> **Extract provided**
= Donald Henderson (writer) =

English writer

Donald Landels Henderson (28 April 1905 – 18 April 1947) was an English writer.

==Early life==
Henderson was born in 1905 in London. He had a twin sister, Alice Janet.

He was the only son of Donald Douglas Henderson (1873–1931), an engineer, and Alice (née Landels) (1876–1905). His mother died four days after his birth, and his father remarried Helen Mary Scott (1882–1959) when the twins were four. He had two younger half-sisters, Barbara and Pauline.

As a young man Henderson spent a period in a stockbrokers' office, and then became an actor. Later he joined the staff of the BBC.

==Career==
From early youth Henderson had written novels and plays under various pseudonyms. He first used his own name on the 1943 psychological thriller Mr Bowling Buys a Newspaper, which got considerable critical attention in wartime Britain. In 1946, it was dramatised for the stage under the same title with a cast headed by Anthony Hawtrey and Jean Forbes-Robertson. In 1948, film actor Gene Raymond obtained the screen rights to it, according to the New York Daily News. In 1950, Anthony Hawtrey and Vida Hope starred in a teleplay of the novel on British television.

> **Problem set**
(A) Translate this sentence from the biography of Donald Henderson into Spanish: "As a young man Henderson spent a period in a stockbrokers' office, and then became an actor."
(B) Carry the biography of Donald Henderson forward from its last sentence.

> **Material provided**
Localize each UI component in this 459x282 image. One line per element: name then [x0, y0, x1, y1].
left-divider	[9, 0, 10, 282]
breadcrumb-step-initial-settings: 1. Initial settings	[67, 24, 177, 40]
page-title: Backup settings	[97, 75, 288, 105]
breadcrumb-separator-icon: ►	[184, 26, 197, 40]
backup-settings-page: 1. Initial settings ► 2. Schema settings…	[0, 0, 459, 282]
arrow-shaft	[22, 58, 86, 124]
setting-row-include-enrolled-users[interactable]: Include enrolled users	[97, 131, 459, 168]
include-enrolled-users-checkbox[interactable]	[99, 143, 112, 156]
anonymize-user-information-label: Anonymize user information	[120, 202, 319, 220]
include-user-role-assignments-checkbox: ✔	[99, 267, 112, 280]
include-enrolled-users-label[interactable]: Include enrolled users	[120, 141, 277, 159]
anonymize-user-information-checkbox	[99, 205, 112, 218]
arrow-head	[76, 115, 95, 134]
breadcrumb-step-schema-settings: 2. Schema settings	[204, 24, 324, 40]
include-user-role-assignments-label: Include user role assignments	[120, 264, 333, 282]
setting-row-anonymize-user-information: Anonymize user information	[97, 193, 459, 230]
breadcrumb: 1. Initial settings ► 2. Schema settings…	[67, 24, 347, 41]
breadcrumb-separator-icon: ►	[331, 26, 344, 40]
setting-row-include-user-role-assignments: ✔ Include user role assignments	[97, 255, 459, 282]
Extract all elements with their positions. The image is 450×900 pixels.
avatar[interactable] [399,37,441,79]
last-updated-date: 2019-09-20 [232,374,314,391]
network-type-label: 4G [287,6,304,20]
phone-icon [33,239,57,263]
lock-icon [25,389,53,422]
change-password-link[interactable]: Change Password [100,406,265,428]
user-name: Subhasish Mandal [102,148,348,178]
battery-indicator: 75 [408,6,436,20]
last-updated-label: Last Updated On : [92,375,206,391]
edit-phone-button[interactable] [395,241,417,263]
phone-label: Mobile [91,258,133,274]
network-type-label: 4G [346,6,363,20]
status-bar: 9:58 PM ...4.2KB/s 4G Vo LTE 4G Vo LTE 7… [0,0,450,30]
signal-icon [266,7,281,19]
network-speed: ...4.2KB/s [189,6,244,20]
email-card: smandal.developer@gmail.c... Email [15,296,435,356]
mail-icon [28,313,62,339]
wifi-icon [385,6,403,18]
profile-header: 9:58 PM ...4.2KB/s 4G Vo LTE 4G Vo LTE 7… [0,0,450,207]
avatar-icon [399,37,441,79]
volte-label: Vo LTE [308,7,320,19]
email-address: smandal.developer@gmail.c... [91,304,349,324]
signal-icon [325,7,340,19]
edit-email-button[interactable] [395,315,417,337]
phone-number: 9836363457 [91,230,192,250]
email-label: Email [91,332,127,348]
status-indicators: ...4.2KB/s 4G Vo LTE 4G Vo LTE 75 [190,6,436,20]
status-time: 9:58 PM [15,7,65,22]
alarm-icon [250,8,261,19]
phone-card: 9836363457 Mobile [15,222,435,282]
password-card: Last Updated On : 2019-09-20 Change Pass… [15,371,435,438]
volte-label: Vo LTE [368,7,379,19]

> **Exercise responses**
(A) De joven, Henderson pasó un tiempo en la oficina de unos corredores de bolsa y después se hizo actor.

(B)
In the immediate aftermath of World War II Henderson published a second novel in the same genre, the 1946 Goodbye to Murder. Following the success of Mr Bowling, his book The Announcers (written under the pen-name D.H. Landels), was published by Collins Crime Club with the new title A Voice Like Velvet.

==Personal life==
In 1932 Henderson married Janet Zoe Emilie Morrison, an actress, but the marriage soon failed. She did not remarry.

His second wife was Rosemary Bridgwater, whom he married in 1942. His wife gave birth to a son, Colin, in January 1945, but a second son, Angus, born in December the same year, only lived a few days.

Henderson's career was cut short when he developed lung cancer and died in Chelsea, London.

His second wife remarried, in 1948, to Stephen Boycott.